# Short exercise
Every record here needs to be written out again exactly.

Figure contents as structured data:
※

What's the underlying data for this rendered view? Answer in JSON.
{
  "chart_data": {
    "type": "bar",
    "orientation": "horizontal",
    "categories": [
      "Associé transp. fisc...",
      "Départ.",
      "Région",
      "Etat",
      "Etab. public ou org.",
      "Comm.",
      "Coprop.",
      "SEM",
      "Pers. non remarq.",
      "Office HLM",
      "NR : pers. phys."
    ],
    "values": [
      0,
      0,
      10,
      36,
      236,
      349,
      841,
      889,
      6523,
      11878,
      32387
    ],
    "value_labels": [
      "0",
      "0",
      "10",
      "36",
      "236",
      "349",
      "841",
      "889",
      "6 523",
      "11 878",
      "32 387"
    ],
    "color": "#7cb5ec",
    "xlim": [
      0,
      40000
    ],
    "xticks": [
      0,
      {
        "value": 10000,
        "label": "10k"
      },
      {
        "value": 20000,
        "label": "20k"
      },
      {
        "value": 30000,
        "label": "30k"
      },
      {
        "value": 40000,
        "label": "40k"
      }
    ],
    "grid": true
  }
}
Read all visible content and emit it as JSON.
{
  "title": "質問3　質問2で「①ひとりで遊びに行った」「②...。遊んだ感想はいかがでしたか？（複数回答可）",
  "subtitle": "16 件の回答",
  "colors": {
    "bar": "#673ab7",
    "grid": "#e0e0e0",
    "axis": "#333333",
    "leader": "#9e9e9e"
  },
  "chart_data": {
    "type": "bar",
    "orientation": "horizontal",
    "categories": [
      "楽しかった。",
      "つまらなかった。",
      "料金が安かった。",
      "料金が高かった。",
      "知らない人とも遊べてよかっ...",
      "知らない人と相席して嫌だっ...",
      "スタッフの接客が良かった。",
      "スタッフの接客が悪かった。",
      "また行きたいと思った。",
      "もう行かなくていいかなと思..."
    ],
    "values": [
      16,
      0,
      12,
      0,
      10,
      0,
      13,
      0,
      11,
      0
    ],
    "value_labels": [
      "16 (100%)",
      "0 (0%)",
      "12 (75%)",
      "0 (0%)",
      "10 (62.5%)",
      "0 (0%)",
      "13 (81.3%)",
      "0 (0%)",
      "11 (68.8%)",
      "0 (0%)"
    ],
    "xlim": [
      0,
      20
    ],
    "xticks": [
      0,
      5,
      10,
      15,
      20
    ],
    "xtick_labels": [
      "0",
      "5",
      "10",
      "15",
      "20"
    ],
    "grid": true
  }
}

※

# Written solution
What's the underlying data for this rendered view? Answer in JSON.
{
  "chart_data": {
    "type": "bar",
    "orientation": "horizontal",
    "categories": [
      "Associé transp. fisc...",
      "Départ.",
      "Région",
      "Etat",
      "Etab. public ou org.",
      "Comm.",
      "Coprop.",
      "SEM",
      "Pers. non remarq.",
      "Office HLM",
      "NR : pers. phys."
    ],
    "values": [
      0,
      0,
      10,
      36,
      236,
      349,
      841,
      889,
      6523,
      11878,
      32387
    ],
    "value_labels": [
      "0",
      "0",
      "10",
      "36",
      "236",
      "349",
      "841",
      "889",
      "6 523",
      "11 878",
      "32 387"
    ],
    "color": "#7cb5ec",
    "xlim": [
      0,
      40000
    ],
    "xticks": [
      0,
      {
        "value": 10000,
        "label": "10k"
      },
      {
        "value": 20000,
        "label": "20k"
      },
      {
        "value": 30000,
        "label": "30k"
      },
      {
        "value": 40000,
        "label": "40k"
      }
    ],
    "grid": true
  }
}
Read all visible content and emit it as JSON.
{
  "title": "質問3　質問2で「①ひとりで遊びに行った」「②...。遊んだ感想はいかがでしたか？（複数回答可）",
  "subtitle": "16 件の回答",
  "colors": {
    "bar": "#673ab7",
    "grid": "#e0e0e0",
    "axis": "#333333",
    "leader": "#9e9e9e"
  },
  "chart_data": {
    "type": "bar",
    "orientation": "horizontal",
    "categories": [
      "楽しかった。",
      "つまらなかった。",
      "料金が安かった。",
      "料金が高かった。",
      "知らない人とも遊べてよかっ...",
      "知らない人と相席して嫌だっ...",
      "スタッフの接客が良かった。",
      "スタッフの接客が悪かった。",
      "また行きたいと思った。",
      "もう行かなくていいかなと思..."
    ],
    "values": [
      16,
      0,
      12,
      0,
      10,
      0,
      13,
      0,
      11,
      0
    ],
    "value_labels": [
      "16 (100%)",
      "0 (0%)",
      "12 (75%)",
      "0 (0%)",
      "10 (62.5%)",
      "0 (0%)",
      "13 (81.3%)",
      "0 (0%)",
      "11 (68.8%)",
      "0 (0%)"
    ],
    "xlim": [
      0,
      20
    ],
    "xticks": [
      0,
      5,
      10,
      15,
      20
    ],
    "xtick_labels": [
      "0",
      "5",
      "10",
      "15",
      "20"
    ],
    "grid": true
  }
}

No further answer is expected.